TASK TO COMPLETE |
For each line of the data below, copy it if it holds the word "community".

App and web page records
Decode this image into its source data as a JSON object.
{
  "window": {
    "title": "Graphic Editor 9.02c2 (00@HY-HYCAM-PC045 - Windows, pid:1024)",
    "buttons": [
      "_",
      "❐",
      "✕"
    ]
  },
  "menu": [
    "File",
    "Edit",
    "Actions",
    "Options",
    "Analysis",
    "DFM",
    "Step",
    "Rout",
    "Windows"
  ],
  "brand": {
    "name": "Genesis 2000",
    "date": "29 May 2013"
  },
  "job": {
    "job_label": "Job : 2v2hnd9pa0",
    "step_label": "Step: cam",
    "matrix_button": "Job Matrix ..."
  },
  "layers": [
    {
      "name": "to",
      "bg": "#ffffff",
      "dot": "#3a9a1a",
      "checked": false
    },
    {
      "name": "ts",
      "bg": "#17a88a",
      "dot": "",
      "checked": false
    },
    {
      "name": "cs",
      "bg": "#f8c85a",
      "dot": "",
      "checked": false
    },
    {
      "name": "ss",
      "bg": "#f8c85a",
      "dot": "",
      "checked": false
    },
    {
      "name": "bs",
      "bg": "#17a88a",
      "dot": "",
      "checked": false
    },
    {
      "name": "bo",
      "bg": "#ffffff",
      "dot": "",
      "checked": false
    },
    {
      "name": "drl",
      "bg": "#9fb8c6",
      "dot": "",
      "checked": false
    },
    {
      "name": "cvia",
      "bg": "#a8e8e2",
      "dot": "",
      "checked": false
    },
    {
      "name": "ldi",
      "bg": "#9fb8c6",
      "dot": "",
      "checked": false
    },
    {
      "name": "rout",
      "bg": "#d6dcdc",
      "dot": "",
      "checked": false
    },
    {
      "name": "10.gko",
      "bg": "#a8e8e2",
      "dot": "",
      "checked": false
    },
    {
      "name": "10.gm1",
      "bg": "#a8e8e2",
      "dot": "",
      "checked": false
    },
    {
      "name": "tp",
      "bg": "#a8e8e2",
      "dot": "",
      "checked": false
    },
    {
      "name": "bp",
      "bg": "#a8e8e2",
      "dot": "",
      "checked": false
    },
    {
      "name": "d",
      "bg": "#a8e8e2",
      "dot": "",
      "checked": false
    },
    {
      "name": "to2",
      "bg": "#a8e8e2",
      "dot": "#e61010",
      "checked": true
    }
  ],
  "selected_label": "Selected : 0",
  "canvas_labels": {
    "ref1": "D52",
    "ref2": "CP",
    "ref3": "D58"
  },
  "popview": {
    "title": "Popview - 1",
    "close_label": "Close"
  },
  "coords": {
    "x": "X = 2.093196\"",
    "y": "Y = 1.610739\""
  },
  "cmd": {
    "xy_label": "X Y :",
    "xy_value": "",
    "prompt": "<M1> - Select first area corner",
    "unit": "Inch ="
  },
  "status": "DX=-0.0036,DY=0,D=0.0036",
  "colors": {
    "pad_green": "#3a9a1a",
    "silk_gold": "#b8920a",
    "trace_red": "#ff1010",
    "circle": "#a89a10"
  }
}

---

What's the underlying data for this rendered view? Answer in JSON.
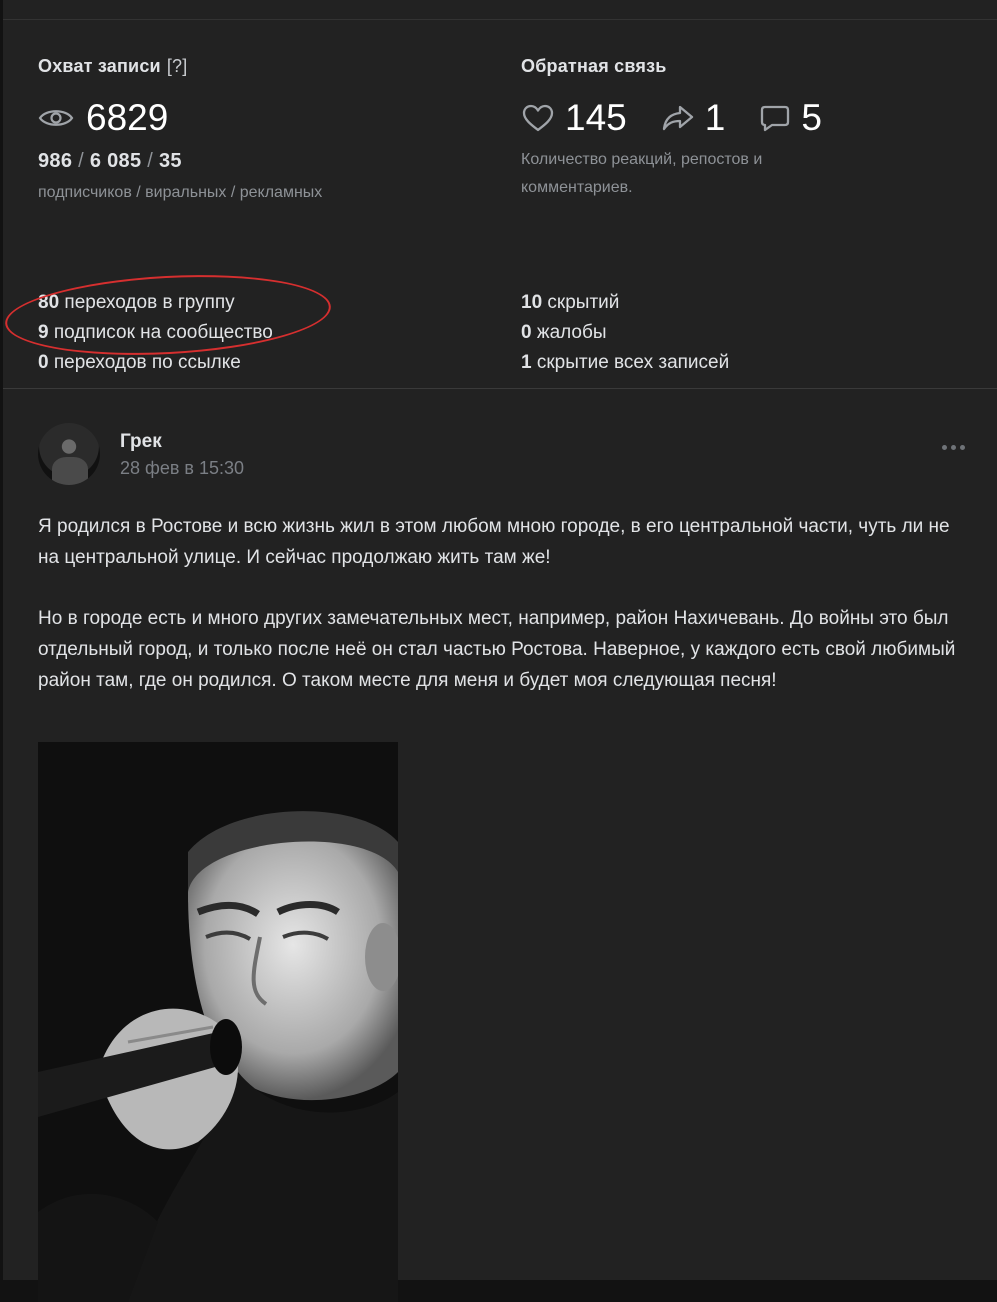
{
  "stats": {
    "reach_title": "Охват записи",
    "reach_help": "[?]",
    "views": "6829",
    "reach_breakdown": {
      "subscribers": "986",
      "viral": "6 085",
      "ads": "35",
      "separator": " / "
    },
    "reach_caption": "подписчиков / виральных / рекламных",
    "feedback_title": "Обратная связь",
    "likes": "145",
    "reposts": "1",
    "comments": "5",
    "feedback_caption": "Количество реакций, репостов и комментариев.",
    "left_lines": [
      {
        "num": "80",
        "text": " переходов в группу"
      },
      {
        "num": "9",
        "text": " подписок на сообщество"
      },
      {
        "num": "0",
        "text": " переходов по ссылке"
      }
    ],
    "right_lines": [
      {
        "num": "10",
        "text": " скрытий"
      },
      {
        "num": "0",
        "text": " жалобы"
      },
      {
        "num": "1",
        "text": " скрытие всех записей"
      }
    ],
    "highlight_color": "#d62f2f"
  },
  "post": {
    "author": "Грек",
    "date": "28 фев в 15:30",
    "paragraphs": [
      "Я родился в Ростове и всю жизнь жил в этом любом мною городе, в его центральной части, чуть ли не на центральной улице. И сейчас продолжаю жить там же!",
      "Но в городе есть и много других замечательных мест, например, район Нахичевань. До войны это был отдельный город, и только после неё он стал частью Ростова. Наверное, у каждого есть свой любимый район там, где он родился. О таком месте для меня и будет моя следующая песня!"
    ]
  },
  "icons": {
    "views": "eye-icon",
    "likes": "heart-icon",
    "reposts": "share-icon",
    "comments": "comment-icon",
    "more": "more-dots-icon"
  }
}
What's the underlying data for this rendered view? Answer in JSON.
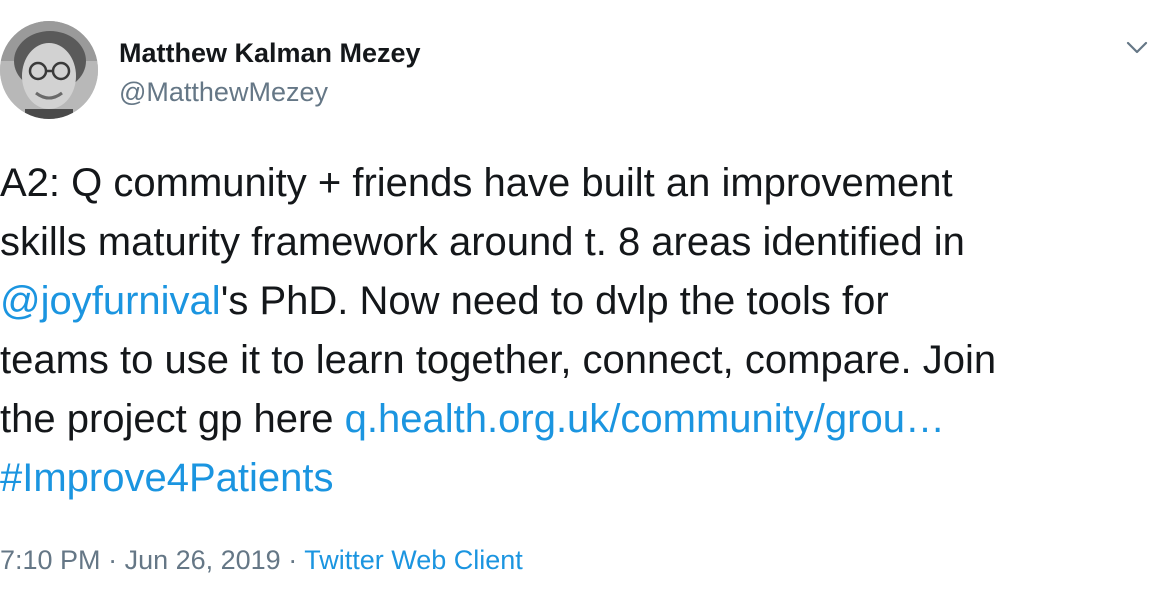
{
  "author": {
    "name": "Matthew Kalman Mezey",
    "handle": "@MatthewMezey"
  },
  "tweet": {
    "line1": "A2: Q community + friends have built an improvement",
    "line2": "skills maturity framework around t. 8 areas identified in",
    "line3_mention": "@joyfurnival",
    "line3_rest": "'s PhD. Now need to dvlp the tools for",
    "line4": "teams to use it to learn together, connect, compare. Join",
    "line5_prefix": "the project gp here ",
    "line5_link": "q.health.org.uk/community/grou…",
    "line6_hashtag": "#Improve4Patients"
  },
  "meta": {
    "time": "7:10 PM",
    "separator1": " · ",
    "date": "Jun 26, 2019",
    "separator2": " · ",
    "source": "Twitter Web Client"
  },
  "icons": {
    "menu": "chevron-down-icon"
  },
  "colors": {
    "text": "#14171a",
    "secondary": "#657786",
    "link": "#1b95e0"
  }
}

RESPONSE |
    "line1": "A2: Q community + friends have built an improvement",
    "line5_link": "q.health.org.uk/community/grou…",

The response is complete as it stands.